[Dataset items]
□ □ □

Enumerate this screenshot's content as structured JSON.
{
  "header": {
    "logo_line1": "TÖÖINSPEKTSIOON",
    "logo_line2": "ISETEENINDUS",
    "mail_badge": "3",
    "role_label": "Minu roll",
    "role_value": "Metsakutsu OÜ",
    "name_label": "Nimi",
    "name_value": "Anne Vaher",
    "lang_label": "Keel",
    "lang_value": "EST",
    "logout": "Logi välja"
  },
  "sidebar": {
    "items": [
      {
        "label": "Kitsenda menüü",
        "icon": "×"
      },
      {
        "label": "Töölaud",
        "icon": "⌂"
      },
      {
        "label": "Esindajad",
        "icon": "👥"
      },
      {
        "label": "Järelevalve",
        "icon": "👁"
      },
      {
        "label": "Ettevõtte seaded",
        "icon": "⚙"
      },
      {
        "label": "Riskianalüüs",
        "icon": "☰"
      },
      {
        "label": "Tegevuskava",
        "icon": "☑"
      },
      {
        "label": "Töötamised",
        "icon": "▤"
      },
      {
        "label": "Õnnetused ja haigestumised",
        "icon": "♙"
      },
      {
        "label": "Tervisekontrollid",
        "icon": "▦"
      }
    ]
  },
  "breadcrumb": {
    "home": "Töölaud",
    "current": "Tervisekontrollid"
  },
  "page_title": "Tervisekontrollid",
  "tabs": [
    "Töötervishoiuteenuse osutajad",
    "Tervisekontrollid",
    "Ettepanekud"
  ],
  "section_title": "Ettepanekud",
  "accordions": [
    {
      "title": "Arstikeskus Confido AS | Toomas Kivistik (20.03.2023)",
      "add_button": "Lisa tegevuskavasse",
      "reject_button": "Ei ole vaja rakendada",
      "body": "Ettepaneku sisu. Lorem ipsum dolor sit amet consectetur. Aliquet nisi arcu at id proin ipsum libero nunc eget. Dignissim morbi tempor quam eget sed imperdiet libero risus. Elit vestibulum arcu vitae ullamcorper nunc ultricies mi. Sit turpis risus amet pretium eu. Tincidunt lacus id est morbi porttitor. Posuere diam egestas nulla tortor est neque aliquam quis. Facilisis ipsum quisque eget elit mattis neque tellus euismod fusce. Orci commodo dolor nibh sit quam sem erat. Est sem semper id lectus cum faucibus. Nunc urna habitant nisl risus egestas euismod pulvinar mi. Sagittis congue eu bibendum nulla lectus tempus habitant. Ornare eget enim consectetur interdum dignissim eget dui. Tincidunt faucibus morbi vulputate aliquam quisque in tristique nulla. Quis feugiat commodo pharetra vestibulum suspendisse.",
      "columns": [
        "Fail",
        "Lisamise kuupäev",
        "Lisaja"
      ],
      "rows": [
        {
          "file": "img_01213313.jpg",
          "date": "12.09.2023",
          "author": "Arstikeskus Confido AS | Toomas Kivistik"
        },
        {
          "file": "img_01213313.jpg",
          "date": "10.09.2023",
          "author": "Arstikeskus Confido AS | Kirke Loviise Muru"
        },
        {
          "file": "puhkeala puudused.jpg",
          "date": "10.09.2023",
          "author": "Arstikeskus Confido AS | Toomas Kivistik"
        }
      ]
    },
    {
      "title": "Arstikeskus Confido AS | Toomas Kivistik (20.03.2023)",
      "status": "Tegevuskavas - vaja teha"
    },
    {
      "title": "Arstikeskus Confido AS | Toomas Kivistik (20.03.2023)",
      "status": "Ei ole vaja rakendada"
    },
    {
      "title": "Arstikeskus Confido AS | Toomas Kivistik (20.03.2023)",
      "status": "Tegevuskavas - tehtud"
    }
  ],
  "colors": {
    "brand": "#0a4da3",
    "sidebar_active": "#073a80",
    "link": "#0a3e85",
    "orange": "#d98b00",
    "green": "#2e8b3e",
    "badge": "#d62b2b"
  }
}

□ □ □

TASK TO CARRY OUT
From the listing above, collect each line in which the string "vaja" appears.

ANSWER TO THIS TASK
      "reject_button": "Ei ole vaja rakendada",
      "status": "Tegevuskavas - vaja teha"
      "status": "Ei ole vaja rakendada"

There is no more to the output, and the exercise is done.